** begin Supplied data **

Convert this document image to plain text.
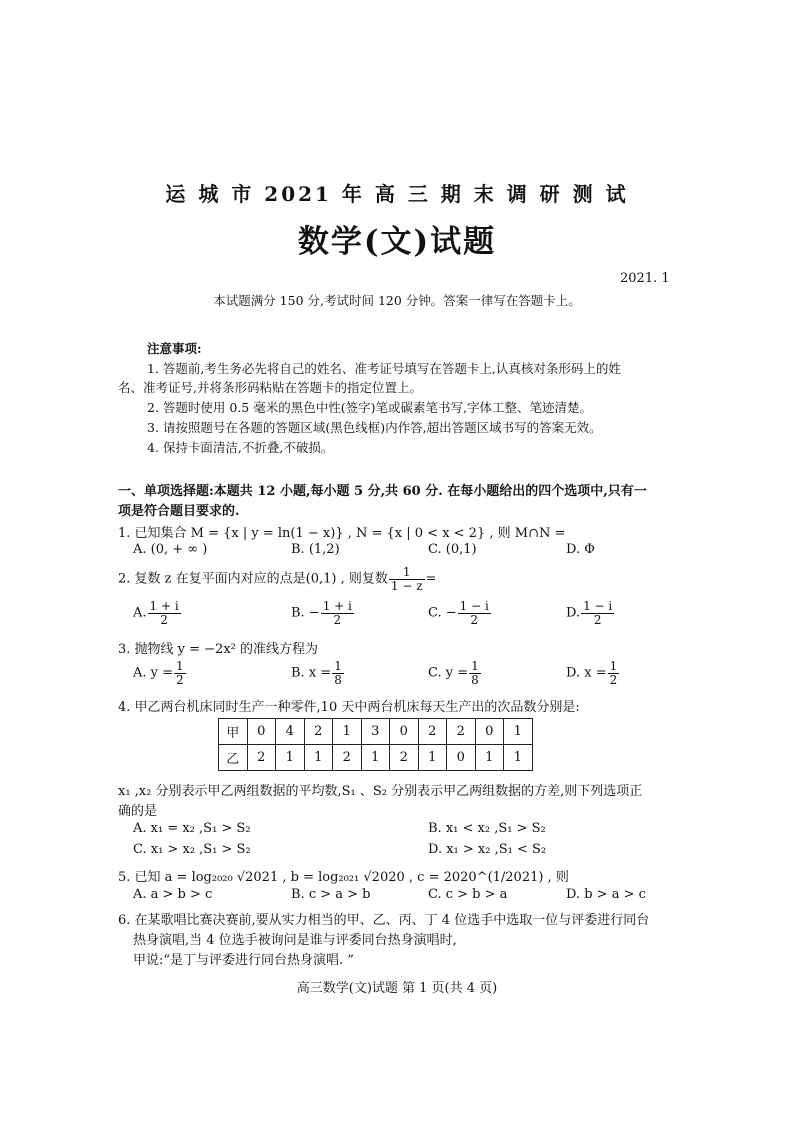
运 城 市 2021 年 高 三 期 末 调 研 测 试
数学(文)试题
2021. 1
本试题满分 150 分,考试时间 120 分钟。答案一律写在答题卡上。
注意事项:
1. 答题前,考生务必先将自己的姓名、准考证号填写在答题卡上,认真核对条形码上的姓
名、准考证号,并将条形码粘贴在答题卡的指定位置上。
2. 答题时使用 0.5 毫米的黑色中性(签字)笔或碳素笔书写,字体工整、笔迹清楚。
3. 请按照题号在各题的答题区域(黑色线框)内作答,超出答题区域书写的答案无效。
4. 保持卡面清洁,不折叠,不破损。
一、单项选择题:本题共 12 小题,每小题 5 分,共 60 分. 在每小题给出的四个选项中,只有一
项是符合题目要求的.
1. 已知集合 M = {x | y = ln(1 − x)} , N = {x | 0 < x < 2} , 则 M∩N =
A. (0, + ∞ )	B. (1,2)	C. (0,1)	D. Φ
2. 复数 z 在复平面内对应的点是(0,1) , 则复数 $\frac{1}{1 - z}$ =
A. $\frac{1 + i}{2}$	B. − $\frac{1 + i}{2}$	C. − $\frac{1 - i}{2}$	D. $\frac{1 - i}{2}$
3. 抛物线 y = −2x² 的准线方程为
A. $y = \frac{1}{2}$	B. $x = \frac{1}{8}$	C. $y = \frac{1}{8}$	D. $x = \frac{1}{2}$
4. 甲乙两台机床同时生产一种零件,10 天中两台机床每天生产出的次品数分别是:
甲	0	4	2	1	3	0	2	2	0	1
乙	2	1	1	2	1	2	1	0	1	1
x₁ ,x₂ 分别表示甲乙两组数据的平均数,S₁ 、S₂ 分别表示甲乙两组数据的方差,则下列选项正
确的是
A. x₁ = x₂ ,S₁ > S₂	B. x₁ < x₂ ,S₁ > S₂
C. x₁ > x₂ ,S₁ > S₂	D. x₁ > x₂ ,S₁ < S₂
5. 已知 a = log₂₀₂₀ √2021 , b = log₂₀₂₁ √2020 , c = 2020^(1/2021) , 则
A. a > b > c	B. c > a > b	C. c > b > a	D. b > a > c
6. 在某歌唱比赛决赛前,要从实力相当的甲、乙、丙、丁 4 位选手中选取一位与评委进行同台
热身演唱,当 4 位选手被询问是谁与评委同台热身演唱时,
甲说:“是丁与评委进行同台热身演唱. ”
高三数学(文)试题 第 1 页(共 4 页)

** end Supplied data **

◆ **Aim of the task**
Going through the data, tally the lines containing "frac" and report only the result.

◆ **Written solution**
3